* BEGIN *

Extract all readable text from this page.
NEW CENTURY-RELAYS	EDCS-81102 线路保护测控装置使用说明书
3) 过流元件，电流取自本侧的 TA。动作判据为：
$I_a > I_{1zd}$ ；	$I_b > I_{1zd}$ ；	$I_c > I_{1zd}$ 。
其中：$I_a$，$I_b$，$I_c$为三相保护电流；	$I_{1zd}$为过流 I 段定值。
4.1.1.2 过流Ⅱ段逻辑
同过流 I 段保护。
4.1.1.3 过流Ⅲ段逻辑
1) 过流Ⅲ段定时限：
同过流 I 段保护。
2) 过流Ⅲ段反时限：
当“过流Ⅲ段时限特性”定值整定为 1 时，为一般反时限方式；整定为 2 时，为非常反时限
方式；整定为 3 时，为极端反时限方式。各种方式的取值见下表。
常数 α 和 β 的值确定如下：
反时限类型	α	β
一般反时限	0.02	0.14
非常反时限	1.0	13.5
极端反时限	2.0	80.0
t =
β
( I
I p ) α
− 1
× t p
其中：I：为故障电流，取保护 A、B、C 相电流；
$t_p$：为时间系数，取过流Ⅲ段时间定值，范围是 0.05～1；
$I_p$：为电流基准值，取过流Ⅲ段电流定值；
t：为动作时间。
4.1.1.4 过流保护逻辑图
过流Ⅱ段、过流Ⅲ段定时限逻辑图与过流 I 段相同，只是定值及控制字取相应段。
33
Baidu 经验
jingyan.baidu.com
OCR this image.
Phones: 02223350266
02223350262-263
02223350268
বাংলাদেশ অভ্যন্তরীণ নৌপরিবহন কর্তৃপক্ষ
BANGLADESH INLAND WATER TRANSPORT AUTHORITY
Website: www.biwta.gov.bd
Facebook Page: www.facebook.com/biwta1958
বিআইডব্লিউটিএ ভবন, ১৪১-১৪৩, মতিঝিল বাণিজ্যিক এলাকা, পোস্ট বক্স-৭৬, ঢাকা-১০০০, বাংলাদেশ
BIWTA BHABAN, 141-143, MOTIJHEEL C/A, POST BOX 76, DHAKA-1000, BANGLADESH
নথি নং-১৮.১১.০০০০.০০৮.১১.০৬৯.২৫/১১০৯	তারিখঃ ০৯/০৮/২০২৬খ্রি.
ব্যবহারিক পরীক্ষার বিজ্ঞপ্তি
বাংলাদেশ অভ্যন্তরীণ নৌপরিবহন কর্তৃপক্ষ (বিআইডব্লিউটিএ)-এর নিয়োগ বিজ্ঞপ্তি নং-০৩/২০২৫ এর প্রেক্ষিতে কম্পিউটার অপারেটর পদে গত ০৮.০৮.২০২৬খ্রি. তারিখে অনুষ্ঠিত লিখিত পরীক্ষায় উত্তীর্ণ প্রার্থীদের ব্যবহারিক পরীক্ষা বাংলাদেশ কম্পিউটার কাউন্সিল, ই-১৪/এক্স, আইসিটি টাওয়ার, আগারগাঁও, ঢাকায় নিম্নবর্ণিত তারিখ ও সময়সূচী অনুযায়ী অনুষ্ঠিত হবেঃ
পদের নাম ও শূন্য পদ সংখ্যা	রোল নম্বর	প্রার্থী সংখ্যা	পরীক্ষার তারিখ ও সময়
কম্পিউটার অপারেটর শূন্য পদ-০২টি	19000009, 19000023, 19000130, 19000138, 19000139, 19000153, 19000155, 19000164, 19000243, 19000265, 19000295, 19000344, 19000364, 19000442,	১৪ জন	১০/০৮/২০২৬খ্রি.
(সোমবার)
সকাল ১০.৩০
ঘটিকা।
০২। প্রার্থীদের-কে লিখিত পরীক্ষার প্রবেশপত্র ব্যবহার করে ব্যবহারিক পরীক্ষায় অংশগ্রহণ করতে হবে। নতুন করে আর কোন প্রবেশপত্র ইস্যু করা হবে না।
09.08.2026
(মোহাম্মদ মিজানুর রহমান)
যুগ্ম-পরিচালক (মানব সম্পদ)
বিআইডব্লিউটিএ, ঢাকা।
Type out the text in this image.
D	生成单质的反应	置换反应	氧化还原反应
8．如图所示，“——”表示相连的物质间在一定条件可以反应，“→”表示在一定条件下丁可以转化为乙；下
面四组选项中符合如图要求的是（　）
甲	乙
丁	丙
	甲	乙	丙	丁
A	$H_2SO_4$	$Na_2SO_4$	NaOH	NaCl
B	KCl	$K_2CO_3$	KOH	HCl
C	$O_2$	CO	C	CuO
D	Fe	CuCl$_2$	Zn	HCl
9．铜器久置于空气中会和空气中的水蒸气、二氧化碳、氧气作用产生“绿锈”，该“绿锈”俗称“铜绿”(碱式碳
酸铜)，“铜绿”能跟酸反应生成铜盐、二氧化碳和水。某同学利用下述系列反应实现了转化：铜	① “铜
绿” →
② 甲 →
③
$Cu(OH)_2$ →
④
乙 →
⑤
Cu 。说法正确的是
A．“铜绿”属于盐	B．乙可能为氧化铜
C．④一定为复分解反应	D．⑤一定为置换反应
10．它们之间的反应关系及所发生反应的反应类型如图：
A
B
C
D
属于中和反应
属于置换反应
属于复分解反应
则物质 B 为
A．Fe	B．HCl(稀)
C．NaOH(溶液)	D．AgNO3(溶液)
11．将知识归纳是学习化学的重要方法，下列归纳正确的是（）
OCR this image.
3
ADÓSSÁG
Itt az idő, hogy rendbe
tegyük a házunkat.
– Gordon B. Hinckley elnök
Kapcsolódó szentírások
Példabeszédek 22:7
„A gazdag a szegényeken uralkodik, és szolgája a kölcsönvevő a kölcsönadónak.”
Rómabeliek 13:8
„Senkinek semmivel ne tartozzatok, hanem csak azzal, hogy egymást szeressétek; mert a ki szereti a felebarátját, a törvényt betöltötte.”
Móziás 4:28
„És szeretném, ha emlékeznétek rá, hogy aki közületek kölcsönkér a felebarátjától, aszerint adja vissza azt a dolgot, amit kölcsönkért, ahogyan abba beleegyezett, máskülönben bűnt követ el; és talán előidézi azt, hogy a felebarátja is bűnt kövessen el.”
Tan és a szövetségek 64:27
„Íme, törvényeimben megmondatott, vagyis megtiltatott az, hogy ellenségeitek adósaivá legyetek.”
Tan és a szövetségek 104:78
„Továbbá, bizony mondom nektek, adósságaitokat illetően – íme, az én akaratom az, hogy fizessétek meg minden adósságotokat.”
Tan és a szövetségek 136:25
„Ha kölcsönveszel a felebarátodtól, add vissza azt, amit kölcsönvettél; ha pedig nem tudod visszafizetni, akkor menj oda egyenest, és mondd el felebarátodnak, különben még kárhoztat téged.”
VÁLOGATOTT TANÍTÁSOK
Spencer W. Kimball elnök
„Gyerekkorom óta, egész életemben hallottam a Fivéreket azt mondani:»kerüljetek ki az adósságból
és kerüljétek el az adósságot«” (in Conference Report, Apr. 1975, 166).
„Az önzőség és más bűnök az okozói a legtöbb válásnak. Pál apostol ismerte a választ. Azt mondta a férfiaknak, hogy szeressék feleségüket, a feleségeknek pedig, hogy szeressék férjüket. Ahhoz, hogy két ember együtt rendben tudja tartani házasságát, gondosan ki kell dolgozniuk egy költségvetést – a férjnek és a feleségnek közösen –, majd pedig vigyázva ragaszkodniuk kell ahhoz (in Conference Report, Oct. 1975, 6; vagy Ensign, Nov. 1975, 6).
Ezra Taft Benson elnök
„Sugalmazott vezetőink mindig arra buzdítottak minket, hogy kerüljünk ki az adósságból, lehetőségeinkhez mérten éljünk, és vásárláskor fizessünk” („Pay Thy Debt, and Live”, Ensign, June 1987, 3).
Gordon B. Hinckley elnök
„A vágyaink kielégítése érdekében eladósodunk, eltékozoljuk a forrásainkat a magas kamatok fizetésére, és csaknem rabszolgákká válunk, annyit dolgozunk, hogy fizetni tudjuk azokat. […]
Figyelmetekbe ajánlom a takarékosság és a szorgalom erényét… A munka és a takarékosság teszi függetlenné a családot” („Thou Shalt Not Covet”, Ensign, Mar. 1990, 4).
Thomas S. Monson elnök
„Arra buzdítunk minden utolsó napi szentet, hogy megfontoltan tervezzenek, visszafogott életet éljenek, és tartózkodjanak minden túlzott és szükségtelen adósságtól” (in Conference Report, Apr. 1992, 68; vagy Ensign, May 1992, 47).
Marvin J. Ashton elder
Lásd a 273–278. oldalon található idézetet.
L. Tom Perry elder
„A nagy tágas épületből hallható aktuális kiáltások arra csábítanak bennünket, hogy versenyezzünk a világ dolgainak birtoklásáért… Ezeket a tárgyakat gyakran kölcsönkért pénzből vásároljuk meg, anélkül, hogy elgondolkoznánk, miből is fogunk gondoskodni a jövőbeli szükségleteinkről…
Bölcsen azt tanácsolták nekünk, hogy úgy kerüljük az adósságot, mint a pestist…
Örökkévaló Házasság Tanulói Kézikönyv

* END *

GIVEN REQUEST
Copy whichever lines in the listing above contain the word "elder".

REPLY
Marvin J. Ashton elder
L. Tom Perry elder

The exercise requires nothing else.